* Exercise: All of the data below must be repeated exactly.

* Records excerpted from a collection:
━━━━━━━━
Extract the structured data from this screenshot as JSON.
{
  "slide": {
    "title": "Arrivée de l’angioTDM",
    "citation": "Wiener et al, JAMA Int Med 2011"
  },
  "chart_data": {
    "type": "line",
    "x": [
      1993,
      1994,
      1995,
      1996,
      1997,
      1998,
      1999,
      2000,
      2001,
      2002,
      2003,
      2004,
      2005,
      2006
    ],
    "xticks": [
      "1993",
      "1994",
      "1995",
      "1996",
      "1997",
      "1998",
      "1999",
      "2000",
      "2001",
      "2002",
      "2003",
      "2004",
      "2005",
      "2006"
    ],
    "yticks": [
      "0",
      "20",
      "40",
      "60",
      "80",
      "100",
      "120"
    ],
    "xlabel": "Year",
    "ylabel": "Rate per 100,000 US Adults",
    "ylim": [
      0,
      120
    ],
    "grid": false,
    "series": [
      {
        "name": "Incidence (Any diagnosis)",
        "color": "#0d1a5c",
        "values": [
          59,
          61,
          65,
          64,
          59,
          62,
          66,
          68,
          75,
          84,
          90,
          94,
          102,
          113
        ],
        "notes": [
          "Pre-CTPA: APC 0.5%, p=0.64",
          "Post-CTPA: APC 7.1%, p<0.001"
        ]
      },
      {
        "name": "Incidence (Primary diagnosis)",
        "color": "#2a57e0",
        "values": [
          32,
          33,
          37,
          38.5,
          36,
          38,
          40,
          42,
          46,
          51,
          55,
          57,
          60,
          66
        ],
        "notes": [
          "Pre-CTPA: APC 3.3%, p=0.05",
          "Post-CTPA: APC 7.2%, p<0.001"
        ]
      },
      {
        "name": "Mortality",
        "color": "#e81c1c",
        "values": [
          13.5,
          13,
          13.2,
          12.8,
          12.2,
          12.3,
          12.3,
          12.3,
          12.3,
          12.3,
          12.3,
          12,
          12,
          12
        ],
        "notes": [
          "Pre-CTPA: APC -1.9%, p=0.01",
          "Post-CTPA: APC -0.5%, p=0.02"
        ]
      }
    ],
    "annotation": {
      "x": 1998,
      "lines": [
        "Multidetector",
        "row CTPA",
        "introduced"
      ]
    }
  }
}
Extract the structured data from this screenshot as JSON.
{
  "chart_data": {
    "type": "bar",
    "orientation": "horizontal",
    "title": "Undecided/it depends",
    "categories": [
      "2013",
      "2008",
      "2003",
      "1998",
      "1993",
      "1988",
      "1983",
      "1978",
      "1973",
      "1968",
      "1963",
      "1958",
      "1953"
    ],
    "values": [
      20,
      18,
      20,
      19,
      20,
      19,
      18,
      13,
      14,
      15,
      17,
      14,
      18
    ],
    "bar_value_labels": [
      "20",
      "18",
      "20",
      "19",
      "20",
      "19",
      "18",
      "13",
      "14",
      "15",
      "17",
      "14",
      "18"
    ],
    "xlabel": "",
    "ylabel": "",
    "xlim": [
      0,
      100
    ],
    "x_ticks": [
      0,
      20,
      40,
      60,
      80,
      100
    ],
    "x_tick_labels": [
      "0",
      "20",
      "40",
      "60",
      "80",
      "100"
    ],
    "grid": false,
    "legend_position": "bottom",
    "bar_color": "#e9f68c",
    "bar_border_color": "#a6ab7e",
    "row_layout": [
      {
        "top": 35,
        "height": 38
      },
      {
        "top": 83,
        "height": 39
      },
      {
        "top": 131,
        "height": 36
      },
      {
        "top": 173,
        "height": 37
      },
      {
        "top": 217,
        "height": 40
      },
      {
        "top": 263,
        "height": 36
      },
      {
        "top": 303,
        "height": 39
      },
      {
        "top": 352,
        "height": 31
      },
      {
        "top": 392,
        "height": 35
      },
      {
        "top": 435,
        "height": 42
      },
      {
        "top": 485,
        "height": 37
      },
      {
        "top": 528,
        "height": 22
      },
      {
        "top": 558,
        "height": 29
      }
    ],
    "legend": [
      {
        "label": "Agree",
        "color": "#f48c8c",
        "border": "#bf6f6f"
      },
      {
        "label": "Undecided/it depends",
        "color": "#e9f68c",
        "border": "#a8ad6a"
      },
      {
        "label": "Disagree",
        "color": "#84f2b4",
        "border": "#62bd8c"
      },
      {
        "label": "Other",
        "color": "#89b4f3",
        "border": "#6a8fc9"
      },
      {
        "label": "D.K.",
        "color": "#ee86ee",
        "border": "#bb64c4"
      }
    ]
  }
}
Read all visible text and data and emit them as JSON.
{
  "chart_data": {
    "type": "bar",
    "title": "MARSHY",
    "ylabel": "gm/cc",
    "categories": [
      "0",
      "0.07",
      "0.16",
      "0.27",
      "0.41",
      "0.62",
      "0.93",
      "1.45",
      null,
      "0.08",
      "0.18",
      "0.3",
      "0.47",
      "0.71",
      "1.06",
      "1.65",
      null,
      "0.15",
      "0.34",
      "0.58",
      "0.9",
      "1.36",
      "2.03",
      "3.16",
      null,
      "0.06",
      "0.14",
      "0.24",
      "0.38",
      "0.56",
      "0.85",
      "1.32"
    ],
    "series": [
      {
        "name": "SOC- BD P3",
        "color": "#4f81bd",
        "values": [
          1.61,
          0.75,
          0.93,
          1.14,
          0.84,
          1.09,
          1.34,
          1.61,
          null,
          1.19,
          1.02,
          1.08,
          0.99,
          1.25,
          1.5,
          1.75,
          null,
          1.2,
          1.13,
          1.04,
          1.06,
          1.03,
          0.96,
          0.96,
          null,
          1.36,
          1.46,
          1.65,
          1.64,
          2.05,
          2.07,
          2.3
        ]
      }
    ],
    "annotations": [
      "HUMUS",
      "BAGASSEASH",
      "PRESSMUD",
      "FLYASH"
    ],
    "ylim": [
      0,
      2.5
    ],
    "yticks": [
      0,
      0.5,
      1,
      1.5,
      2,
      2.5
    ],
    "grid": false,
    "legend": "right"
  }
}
━━━━━━━━
* Task result:
Extract the structured data from this screenshot as JSON.
{
  "slide": {
    "title": "Arrivée de l’angioTDM",
    "citation": "Wiener et al, JAMA Int Med 2011"
  },
  "chart_data": {
    "type": "line",
    "x": [
      1993,
      1994,
      1995,
      1996,
      1997,
      1998,
      1999,
      2000,
      2001,
      2002,
      2003,
      2004,
      2005,
      2006
    ],
    "xticks": [
      "1993",
      "1994",
      "1995",
      "1996",
      "1997",
      "1998",
      "1999",
      "2000",
      "2001",
      "2002",
      "2003",
      "2004",
      "2005",
      "2006"
    ],
    "yticks": [
      "0",
      "20",
      "40",
      "60",
      "80",
      "100",
      "120"
    ],
    "xlabel": "Year",
    "ylabel": "Rate per 100,000 US Adults",
    "ylim": [
      0,
      120
    ],
    "grid": false,
    "series": [
      {
        "name": "Incidence (Any diagnosis)",
        "color": "#0d1a5c",
        "values": [
          59,
          61,
          65,
          64,
          59,
          62,
          66,
          68,
          75,
          84,
          90,
          94,
          102,
          113
        ],
        "notes": [
          "Pre-CTPA: APC 0.5%, p=0.64",
          "Post-CTPA: APC 7.1%, p<0.001"
        ]
      },
      {
        "name": "Incidence (Primary diagnosis)",
        "color": "#2a57e0",
        "values": [
          32,
          33,
          37,
          38.5,
          36,
          38,
          40,
          42,
          46,
          51,
          55,
          57,
          60,
          66
        ],
        "notes": [
          "Pre-CTPA: APC 3.3%, p=0.05",
          "Post-CTPA: APC 7.2%, p<0.001"
        ]
      },
      {
        "name": "Mortality",
        "color": "#e81c1c",
        "values": [
          13.5,
          13,
          13.2,
          12.8,
          12.2,
          12.3,
          12.3,
          12.3,
          12.3,
          12.3,
          12.3,
          12,
          12,
          12
        ],
        "notes": [
          "Pre-CTPA: APC -1.9%, p=0.01",
          "Post-CTPA: APC -0.5%, p=0.02"
        ]
      }
    ],
    "annotation": {
      "x": 1998,
      "lines": [
        "Multidetector",
        "row CTPA",
        "introduced"
      ]
    }
  }
}
Extract the structured data from this screenshot as JSON.
{
  "chart_data": {
    "type": "bar",
    "orientation": "horizontal",
    "title": "Undecided/it depends",
    "categories": [
      "2013",
      "2008",
      "2003",
      "1998",
      "1993",
      "1988",
      "1983",
      "1978",
      "1973",
      "1968",
      "1963",
      "1958",
      "1953"
    ],
    "values": [
      20,
      18,
      20,
      19,
      20,
      19,
      18,
      13,
      14,
      15,
      17,
      14,
      18
    ],
    "bar_value_labels": [
      "20",
      "18",
      "20",
      "19",
      "20",
      "19",
      "18",
      "13",
      "14",
      "15",
      "17",
      "14",
      "18"
    ],
    "xlabel": "",
    "ylabel": "",
    "xlim": [
      0,
      100
    ],
    "x_ticks": [
      0,
      20,
      40,
      60,
      80,
      100
    ],
    "x_tick_labels": [
      "0",
      "20",
      "40",
      "60",
      "80",
      "100"
    ],
    "grid": false,
    "legend_position": "bottom",
    "bar_color": "#e9f68c",
    "bar_border_color": "#a6ab7e",
    "row_layout": [
      {
        "top": 35,
        "height": 38
      },
      {
        "top": 83,
        "height": 39
      },
      {
        "top": 131,
        "height": 36
      },
      {
        "top": 173,
        "height": 37
      },
      {
        "top": 217,
        "height": 40
      },
      {
        "top": 263,
        "height": 36
      },
      {
        "top": 303,
        "height": 39
      },
      {
        "top": 352,
        "height": 31
      },
      {
        "top": 392,
        "height": 35
      },
      {
        "top": 435,
        "height": 42
      },
      {
        "top": 485,
        "height": 37
      },
      {
        "top": 528,
        "height": 22
      },
      {
        "top": 558,
        "height": 29
      }
    ],
    "legend": [
      {
        "label": "Agree",
        "color": "#f48c8c",
        "border": "#bf6f6f"
      },
      {
        "label": "Undecided/it depends",
        "color": "#e9f68c",
        "border": "#a8ad6a"
      },
      {
        "label": "Disagree",
        "color": "#84f2b4",
        "border": "#62bd8c"
      },
      {
        "label": "Other",
        "color": "#89b4f3",
        "border": "#6a8fc9"
      },
      {
        "label": "D.K.",
        "color": "#ee86ee",
        "border": "#bb64c4"
      }
    ]
  }
}
Read all visible text and data and emit them as JSON.
{
  "chart_data": {
    "type": "bar",
    "title": "MARSHY",
    "ylabel": "gm/cc",
    "categories": [
      "0",
      "0.07",
      "0.16",
      "0.27",
      "0.41",
      "0.62",
      "0.93",
      "1.45",
      null,
      "0.08",
      "0.18",
      "0.3",
      "0.47",
      "0.71",
      "1.06",
      "1.65",
      null,
      "0.15",
      "0.34",
      "0.58",
      "0.9",
      "1.36",
      "2.03",
      "3.16",
      null,
      "0.06",
      "0.14",
      "0.24",
      "0.38",
      "0.56",
      "0.85",
      "1.32"
    ],
    "series": [
      {
        "name": "SOC- BD P3",
        "color": "#4f81bd",
        "values": [
          1.61,
          0.75,
          0.93,
          1.14,
          0.84,
          1.09,
          1.34,
          1.61,
          null,
          1.19,
          1.02,
          1.08,
          0.99,
          1.25,
          1.5,
          1.75,
          null,
          1.2,
          1.13,
          1.04,
          1.06,
          1.03,
          0.96,
          0.96,
          null,
          1.36,
          1.46,
          1.65,
          1.64,
          2.05,
          2.07,
          2.3
        ]
      }
    ],
    "annotations": [
      "HUMUS",
      "BAGASSEASH",
      "PRESSMUD",
      "FLYASH"
    ],
    "ylim": [
      0,
      2.5
    ],
    "yticks": [
      0,
      0.5,
      1,
      1.5,
      2,
      2.5
    ],
    "grid": false,
    "legend": "right"
  }
}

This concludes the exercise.